[Items listed in a dataset]

/---

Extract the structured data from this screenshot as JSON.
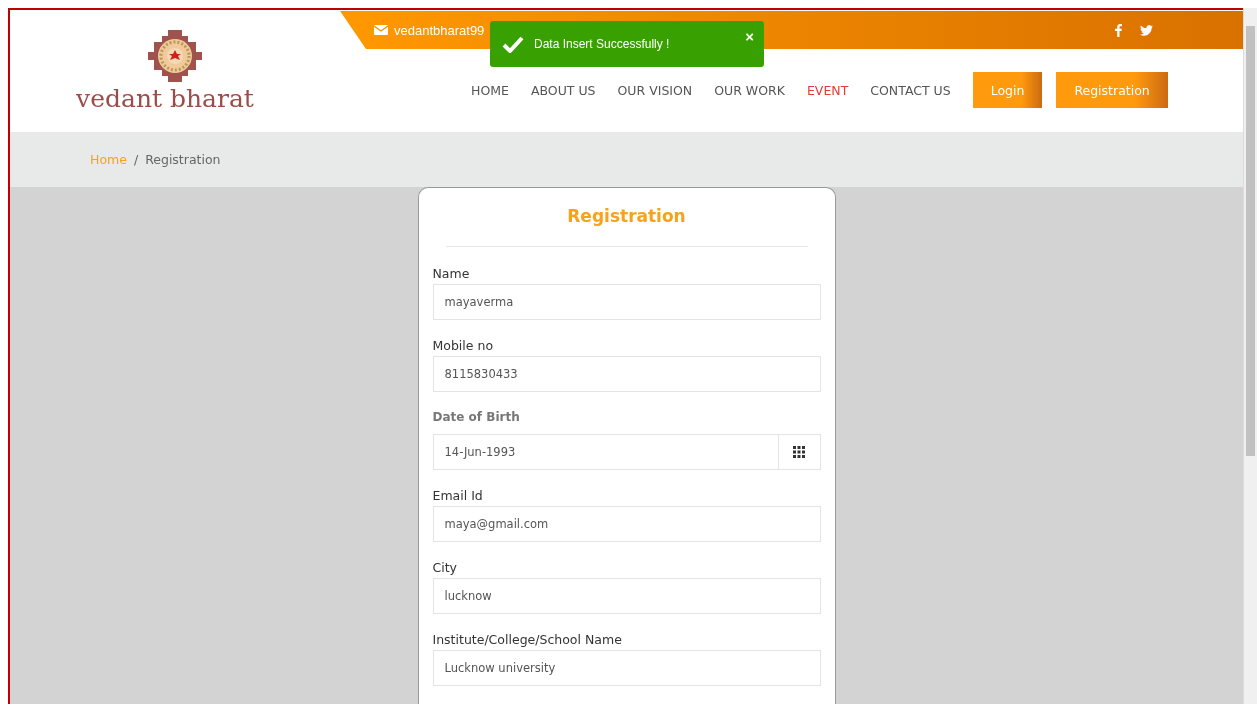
{
  "topbar": {
    "email": "vedantbharat99"
  },
  "logo": {
    "text": "vedant bharat"
  },
  "nav": [
    {
      "label": "HOME",
      "selected": false
    },
    {
      "label": "ABOUT US",
      "selected": false
    },
    {
      "label": "OUR VISION",
      "selected": false
    },
    {
      "label": "OUR WORK",
      "selected": false
    },
    {
      "label": "EVENT",
      "selected": true
    },
    {
      "label": "CONTACT US",
      "selected": false
    }
  ],
  "buttons": [
    "Login",
    "Registration"
  ],
  "breadcrumb": {
    "home": "Home",
    "separator": "/",
    "current": "Registration"
  },
  "toast": {
    "message": "Data Insert Successfully !",
    "close": "×"
  },
  "form": {
    "title": "Registration",
    "fields": [
      {
        "kind": "text",
        "label": "Name",
        "value": "mayaverma"
      },
      {
        "kind": "text",
        "label": "Mobile no",
        "value": "8115830433"
      },
      {
        "kind": "date",
        "label": "Date of Birth",
        "value": "14-Jun-1993"
      },
      {
        "kind": "text",
        "label": "Email Id",
        "value": "maya@gmail.com"
      },
      {
        "kind": "text",
        "label": "City",
        "value": "lucknow"
      },
      {
        "kind": "text",
        "label": "Institute/College/School Name",
        "value": "Lucknow university"
      }
    ]
  }
}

\---

* Stated task: Pick out every line above that contains the word "label" and copy it.

* Complete response:
      "label": "HOME",
      "label": "ABOUT US",
      "label": "OUR VISION",
      "label": "OUR WORK",
      "label": "EVENT",
      "label": "CONTACT US",
        "label": "Name",
        "label": "Mobile no",
        "label": "Date of Birth",
        "label": "Email Id",
        "label": "City",
        "label": "Institute/College/School Name",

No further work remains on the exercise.